_What this task involves:_
Transcribe each line exactly.

(Saved entries)
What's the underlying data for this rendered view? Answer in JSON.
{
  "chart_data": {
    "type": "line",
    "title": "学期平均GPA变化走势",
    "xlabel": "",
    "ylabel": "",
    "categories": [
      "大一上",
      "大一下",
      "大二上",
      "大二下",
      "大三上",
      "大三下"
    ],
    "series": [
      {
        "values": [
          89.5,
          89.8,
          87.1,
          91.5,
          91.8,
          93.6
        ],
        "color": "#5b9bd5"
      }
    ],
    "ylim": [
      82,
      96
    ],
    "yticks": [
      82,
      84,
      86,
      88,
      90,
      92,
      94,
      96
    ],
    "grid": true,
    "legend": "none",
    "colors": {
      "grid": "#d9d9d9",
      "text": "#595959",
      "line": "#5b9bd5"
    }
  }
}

_Right answer:_
What's the underlying data for this rendered view? Answer in JSON.
{
  "chart_data": {
    "type": "line",
    "title": "学期平均GPA变化走势",
    "xlabel": "",
    "ylabel": "",
    "categories": [
      "大一上",
      "大一下",
      "大二上",
      "大二下",
      "大三上",
      "大三下"
    ],
    "series": [
      {
        "values": [
          89.5,
          89.8,
          87.1,
          91.5,
          91.8,
          93.6
        ],
        "color": "#5b9bd5"
      }
    ],
    "ylim": [
      82,
      96
    ],
    "yticks": [
      82,
      84,
      86,
      88,
      90,
      92,
      94,
      96
    ],
    "grid": true,
    "legend": "none",
    "colors": {
      "grid": "#d9d9d9",
      "text": "#595959",
      "line": "#5b9bd5"
    }
  }
}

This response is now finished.